## EXERCISE MATERIALS
— Begin —

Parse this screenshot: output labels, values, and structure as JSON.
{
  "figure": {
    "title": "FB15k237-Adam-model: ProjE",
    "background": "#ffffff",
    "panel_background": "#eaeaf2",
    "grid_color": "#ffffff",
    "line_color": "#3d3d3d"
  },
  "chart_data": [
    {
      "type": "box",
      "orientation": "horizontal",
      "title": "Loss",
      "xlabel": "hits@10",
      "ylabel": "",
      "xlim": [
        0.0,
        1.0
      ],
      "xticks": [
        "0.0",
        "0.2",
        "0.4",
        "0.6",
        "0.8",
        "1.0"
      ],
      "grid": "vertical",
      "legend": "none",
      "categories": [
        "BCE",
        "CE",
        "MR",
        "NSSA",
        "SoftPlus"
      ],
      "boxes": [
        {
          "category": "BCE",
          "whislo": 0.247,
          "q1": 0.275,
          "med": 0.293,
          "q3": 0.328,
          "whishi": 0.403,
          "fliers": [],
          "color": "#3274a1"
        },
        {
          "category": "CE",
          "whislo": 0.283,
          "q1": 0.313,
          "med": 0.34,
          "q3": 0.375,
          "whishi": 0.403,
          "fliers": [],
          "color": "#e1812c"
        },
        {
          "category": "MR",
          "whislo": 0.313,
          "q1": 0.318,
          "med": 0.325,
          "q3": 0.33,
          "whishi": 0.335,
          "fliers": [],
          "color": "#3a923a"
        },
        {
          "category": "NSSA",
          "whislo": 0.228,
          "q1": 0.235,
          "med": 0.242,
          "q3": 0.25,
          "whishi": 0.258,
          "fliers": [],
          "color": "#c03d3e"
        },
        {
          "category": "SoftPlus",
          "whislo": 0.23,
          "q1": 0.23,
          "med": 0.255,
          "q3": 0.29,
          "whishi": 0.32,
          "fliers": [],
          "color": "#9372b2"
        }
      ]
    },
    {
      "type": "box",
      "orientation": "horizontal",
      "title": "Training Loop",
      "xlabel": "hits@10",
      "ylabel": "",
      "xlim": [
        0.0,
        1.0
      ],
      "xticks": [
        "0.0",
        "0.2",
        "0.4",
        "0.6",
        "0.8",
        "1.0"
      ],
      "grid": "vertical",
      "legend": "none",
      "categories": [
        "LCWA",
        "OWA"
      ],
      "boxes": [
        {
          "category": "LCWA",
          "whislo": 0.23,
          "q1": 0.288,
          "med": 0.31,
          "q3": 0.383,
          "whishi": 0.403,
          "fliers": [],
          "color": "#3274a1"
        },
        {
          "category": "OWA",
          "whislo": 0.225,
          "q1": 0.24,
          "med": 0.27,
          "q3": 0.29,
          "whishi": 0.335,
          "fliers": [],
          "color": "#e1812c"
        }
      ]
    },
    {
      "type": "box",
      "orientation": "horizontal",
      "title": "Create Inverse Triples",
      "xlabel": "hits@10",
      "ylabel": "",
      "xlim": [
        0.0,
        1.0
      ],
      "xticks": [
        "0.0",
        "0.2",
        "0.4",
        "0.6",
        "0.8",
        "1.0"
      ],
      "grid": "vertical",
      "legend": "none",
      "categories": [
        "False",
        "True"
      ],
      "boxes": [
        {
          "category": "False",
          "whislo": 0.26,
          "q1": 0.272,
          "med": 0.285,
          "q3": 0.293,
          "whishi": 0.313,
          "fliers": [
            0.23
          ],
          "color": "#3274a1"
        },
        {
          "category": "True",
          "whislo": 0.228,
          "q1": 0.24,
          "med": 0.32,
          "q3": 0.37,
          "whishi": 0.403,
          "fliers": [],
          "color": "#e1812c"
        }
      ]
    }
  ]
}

— End —

## REQUIREMENT
Take every line from the records above that has the word "ffffff" and copy it.

## REPLY TO THE EXERCISE
    "background": "#ffffff",
    "grid_color": "#ffffff",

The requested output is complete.